> **WRITTEN EXERCISE**:
From the material below, list every line containing "基础能源科".

> **RECORD EXCERPTS**:
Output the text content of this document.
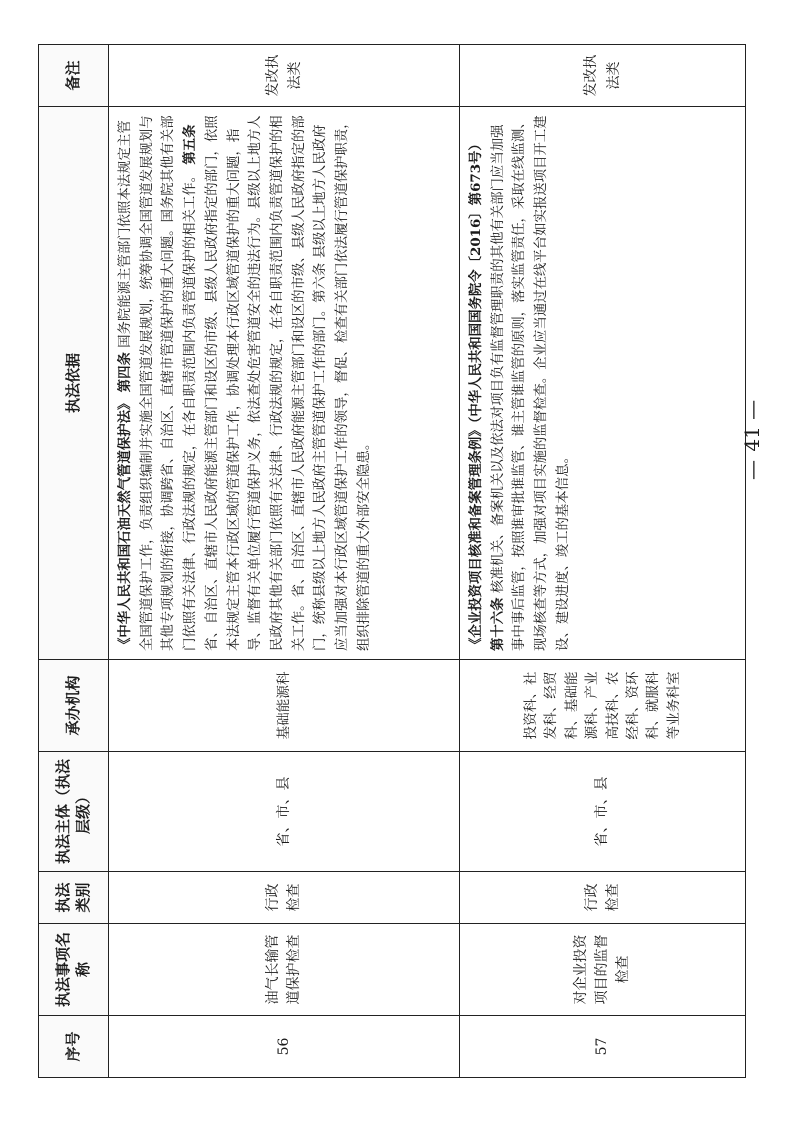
序号	执法事项名称	执法类别	执法主体（执法层级）	承办机构	执法依据	备注
56	油气长输管道保护检查	行政检查	省、市、县	基础能源科	《中华人民共和国石油天然气管道保护法》 第四条 国务院能源主管部门依照本法规定主管全国管道保护工作，负责组织编制并实施全国管道发展规划，统筹协调全国管道发展规划与其他专项规划的衔接，协调跨省、自治区、直辖市管道保护的重大问题。国务院其他有关部门依照有关法律、行政法规的规定，在各自职责范围内负责管道保护的相关工作。 第五条 省、自治区、直辖市人民政府能源主管部门和设区的市级、县级人民政府指定的部门，依照本法规定主管本行政区域的管道保护工作，协调处理本行政区域管道保护的重大问题，指导、监督有关单位履行管道保护义务，依法查处危害管道安全的违法行为。县级以上地方人民政府其他有关部门依照有关法律、行政法规的规定，在各自职责范围内负责管道保护的相关工作。省、自治区、直辖市人民政府能源主管部门和设区的市级、县级人民政府指定的部门，统称县级以上地方人民政府主管管道保护工作的部门。第六条 县级以上地方人民政府应当加强对本行政区域管道保护工作的领导，督促、检查有关部门依法履行管道保护职责，组织排除管道的重大外部安全隐患。	发改执法类
57	对企业投资项目的监督检查	行政检查	省、市、县	投资科、社发科、经贸科、基础能源科、产业高技科、农经科、资环科、就服科等业务科室	《企业投资项目核准和备案管理条例》（中华人民共和国国务院令〔2016〕第673号） 第十六条 核准机关、备案机关以及依法对项目负有监督管理职责的其他有关部门应当加强事中事后监管，按照谁审批谁监管、谁主管谁监管的原则，落实监管责任，采取在线监测、现场核查等方式，加强对项目实施的监督检查。企业应当通过在线平台如实报送项目开工建设、建设进度、竣工的基本信息。	发改执法类
— 41 —
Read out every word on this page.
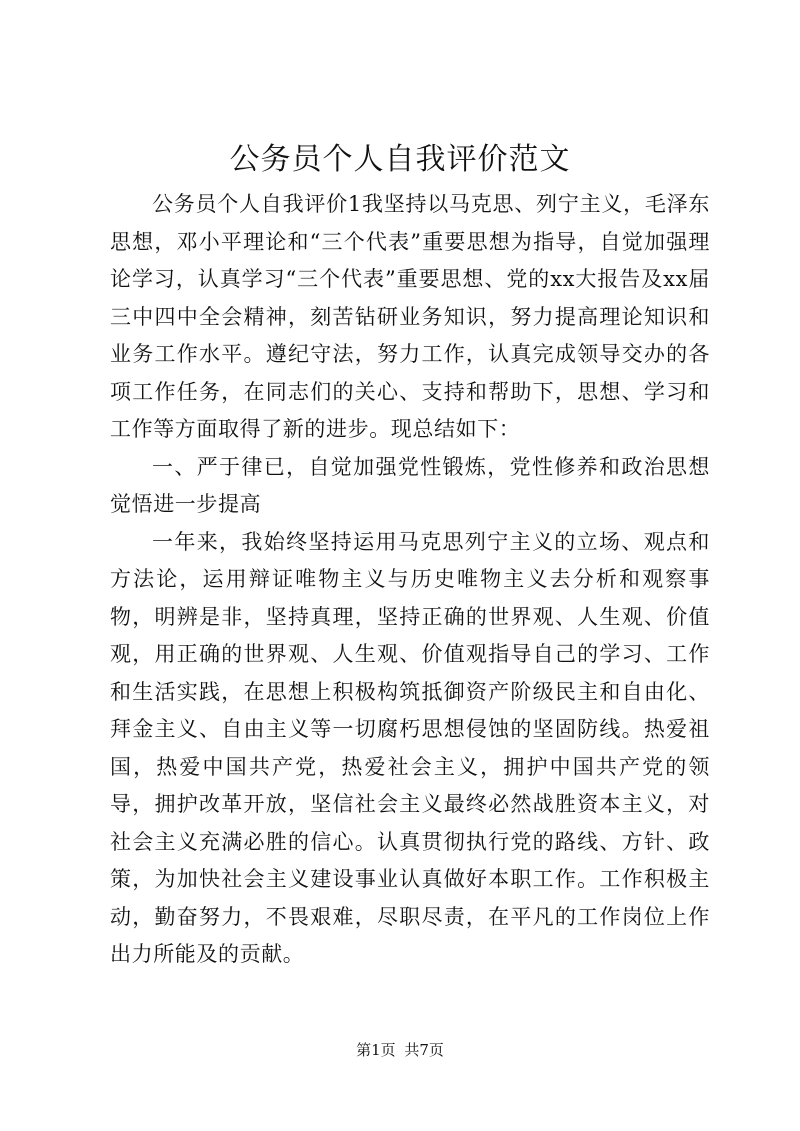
公务员个人自我评价范文

公务员个人自我评价1我坚持以马克思、列宁主义，毛泽东思想，邓小平理论和“三个代表”重要思想为指导，自觉加强理论学习，认真学习“三个代表”重要思想、党的xx大报告及xx届三中四中全会精神，刻苦钻研业务知识，努力提高理论知识和业务工作水平。遵纪守法，努力工作，认真完成领导交办的各项工作任务，在同志们的关心、支持和帮助下，思想、学习和工作等方面取得了新的进步。现总结如下：

一、严于律已，自觉加强党性锻炼，党性修养和政治思想觉悟进一步提高

一年来，我始终坚持运用马克思列宁主义的立场、观点和方法论，运用辩证唯物主义与历史唯物主义去分析和观察事物，明辨是非，坚持真理，坚持正确的世界观、人生观、价值观，用正确的世界观、人生观、价值观指导自己的学习、工作和生活实践，在思想上积极构筑抵御资产阶级民主和自由化、拜金主义、自由主义等一切腐朽思想侵蚀的坚固防线。热爱祖国，热爱中国共产党，热爱社会主义，拥护中国共产党的领导，拥护改革开放，坚信社会主义最终必然战胜资本主义，对社会主义充满必胜的信心。认真贯彻执行党的路线、方针、政策，为加快社会主义建设事业认真做好本职工作。工作积极主动，勤奋努力，不畏艰难，尽职尽责，在平凡的工作岗位上作出力所能及的贡献。

第1页 共7页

> **EXERCISE OUTPUT**:
56	油气长输管道保护检查	行政检查	省、市、县	基础能源科	《中华人民共和国石油天然气管道保护法》 第四条 国务院能源主管部门依照本法规定主管全国管道保护工作，负责组织编制并实施全国管道发展规划，统筹协调全国管道发展规划与其他专项规划的衔接，协调跨省、自治区、直辖市管道保护的重大问题。国务院其他有关部门依照有关法律、行政法规的规定，在各自职责范围内负责管道保护的相关工作。 第五条 省、自治区、直辖市人民政府能源主管部门和设区的市级、县级人民政府指定的部门，依照本法规定主管本行政区域的管道保护工作，协调处理本行政区域管道保护的重大问题，指导、监督有关单位履行管道保护义务，依法查处危害管道安全的违法行为。县级以上地方人民政府其他有关部门依照有关法律、行政法规的规定，在各自职责范围内负责管道保护的相关工作。省、自治区、直辖市人民政府能源主管部门和设区的市级、县级人民政府指定的部门，统称县级以上地方人民政府主管管道保护工作的部门。第六条 县级以上地方人民政府应当加强对本行政区域管道保护工作的领导，督促、检查有关部门依法履行管道保护职责，组织排除管道的重大外部安全隐患。	发改执法类
57	对企业投资项目的监督检查	行政检查	省、市、县	投资科、社发科、经贸科、基础能源科、产业高技科、农经科、资环科、就服科等业务科室	《企业投资项目核准和备案管理条例》（中华人民共和国国务院令〔2016〕第673号） 第十六条 核准机关、备案机关以及依法对项目负有监督管理职责的其他有关部门应当加强事中事后监管，按照谁审批谁监管、谁主管谁监管的原则，落实监管责任，采取在线监测、现场核查等方式，加强对项目实施的监督检查。企业应当通过在线平台如实报送项目开工建设、建设进度、竣工的基本信息。	发改执法类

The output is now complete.